ACTION ITEM » Once you have read the records below, report how many lines contain the word "patients", and give nothing besides that number.

--- WORKING DATA ---

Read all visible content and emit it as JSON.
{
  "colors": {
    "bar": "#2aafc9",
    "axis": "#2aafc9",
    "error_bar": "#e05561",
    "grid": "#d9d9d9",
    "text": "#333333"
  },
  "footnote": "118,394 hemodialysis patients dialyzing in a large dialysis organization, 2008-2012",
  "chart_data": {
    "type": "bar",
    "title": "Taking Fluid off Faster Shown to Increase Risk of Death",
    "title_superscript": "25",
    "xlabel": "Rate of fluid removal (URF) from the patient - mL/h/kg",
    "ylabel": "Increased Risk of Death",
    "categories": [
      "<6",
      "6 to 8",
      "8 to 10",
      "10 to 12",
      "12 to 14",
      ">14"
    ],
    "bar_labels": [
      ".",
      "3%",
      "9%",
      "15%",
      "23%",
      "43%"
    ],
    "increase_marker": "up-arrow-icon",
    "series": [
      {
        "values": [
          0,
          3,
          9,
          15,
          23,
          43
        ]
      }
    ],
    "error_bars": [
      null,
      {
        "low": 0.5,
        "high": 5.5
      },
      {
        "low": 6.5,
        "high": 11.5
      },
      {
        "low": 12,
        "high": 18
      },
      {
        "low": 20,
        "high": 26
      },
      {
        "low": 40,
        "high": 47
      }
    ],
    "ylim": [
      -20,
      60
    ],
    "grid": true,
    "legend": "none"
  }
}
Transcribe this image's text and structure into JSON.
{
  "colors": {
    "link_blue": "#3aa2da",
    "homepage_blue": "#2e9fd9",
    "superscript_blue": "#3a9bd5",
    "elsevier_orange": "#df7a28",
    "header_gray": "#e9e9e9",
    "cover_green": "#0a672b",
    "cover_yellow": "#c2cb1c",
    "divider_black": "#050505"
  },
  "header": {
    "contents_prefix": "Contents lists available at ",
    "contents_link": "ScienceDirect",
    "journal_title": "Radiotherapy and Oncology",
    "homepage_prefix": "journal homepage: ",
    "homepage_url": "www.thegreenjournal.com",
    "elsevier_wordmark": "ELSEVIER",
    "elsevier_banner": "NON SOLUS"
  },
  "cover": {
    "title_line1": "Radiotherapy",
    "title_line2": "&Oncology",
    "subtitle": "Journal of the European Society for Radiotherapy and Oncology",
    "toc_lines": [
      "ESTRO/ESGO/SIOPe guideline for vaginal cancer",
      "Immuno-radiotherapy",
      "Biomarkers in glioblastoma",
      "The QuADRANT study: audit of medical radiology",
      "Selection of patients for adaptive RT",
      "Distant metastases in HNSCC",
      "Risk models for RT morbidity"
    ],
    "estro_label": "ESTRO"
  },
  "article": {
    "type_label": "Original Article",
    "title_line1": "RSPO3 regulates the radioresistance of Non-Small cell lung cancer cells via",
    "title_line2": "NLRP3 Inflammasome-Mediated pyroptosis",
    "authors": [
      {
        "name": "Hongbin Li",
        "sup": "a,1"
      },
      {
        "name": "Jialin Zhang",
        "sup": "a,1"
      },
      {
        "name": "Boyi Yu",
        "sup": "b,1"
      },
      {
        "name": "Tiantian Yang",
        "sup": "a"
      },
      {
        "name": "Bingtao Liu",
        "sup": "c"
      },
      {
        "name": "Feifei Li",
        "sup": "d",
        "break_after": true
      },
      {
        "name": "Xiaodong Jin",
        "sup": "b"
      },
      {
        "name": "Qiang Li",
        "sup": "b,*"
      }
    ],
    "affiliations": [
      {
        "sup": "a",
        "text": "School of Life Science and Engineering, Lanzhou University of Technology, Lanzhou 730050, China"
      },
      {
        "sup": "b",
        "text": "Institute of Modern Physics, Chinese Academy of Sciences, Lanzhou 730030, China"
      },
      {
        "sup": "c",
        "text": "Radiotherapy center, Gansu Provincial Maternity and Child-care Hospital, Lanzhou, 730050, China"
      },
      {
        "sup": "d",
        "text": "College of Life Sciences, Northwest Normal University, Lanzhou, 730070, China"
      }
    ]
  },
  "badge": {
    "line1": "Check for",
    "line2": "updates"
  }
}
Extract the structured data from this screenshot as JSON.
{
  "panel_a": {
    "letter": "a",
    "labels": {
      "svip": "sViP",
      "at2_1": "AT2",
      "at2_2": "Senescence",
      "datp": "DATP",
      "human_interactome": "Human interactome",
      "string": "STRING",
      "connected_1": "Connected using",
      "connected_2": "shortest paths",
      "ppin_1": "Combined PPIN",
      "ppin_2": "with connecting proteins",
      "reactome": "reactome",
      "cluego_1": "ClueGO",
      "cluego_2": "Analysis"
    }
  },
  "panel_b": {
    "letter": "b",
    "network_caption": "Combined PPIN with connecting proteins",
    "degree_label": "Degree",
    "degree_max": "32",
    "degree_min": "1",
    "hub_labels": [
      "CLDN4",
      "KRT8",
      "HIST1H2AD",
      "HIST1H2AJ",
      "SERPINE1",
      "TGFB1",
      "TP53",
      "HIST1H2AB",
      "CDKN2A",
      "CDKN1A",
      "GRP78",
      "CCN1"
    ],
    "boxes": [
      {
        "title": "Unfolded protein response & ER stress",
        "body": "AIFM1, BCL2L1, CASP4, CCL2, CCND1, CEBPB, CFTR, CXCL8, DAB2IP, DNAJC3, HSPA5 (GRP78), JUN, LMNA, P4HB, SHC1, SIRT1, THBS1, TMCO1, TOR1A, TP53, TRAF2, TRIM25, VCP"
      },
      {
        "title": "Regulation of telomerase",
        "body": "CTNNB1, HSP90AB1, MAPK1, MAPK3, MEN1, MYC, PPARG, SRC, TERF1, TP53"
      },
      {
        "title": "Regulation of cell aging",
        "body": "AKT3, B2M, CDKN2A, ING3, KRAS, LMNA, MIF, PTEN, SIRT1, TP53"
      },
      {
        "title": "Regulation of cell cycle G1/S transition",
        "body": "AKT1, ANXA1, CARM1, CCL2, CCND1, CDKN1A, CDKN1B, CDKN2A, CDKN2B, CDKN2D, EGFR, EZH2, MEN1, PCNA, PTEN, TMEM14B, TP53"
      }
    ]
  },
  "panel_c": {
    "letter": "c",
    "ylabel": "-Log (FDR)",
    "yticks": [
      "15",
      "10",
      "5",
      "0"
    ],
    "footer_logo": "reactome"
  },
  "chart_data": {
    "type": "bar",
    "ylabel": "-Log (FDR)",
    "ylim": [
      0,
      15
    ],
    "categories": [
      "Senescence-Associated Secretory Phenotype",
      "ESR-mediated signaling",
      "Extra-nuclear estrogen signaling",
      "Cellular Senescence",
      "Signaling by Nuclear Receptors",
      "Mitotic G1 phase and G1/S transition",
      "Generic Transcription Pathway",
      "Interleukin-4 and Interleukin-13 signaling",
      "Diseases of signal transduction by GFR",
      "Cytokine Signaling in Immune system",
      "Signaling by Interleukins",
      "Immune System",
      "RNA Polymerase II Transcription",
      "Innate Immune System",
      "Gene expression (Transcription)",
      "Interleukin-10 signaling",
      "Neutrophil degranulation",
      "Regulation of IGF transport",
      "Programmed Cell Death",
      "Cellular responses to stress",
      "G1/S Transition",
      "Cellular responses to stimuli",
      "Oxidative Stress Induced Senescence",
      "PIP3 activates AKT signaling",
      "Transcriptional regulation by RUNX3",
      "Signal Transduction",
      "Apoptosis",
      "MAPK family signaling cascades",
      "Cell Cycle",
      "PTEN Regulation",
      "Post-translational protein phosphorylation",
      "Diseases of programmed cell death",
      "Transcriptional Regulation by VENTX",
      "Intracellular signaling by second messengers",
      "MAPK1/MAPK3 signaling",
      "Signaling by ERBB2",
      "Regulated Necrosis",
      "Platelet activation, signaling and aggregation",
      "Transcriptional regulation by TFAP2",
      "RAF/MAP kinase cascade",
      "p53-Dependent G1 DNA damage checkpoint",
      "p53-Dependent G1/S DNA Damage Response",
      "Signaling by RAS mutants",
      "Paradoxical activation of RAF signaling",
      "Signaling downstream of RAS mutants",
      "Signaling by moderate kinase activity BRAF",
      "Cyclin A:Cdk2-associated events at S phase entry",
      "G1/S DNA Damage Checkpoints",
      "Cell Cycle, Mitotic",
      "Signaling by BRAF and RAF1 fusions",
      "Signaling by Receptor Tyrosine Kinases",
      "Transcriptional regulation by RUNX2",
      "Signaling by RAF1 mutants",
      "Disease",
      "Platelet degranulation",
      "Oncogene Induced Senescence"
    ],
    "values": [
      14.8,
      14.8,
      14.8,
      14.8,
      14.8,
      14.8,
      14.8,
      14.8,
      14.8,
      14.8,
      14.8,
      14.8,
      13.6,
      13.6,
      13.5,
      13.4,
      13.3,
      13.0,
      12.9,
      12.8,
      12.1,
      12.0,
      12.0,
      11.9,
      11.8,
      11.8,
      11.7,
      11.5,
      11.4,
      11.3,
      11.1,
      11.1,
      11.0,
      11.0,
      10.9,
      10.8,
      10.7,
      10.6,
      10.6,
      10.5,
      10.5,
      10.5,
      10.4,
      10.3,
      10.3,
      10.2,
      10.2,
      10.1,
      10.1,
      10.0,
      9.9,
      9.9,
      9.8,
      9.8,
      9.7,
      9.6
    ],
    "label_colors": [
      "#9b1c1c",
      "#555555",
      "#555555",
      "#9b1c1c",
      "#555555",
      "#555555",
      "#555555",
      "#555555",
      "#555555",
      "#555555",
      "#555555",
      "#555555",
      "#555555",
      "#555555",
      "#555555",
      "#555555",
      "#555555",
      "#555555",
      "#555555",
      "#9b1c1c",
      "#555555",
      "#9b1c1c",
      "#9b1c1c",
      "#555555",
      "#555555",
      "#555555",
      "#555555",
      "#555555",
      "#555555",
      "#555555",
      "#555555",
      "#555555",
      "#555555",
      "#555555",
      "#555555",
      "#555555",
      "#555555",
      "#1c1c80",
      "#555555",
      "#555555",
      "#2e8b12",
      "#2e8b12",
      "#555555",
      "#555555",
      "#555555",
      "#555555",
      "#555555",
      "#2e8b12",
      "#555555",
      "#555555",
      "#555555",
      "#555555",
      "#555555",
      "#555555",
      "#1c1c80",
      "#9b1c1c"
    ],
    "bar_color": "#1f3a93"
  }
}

---

ANSWER TO THE PROBLEM » 2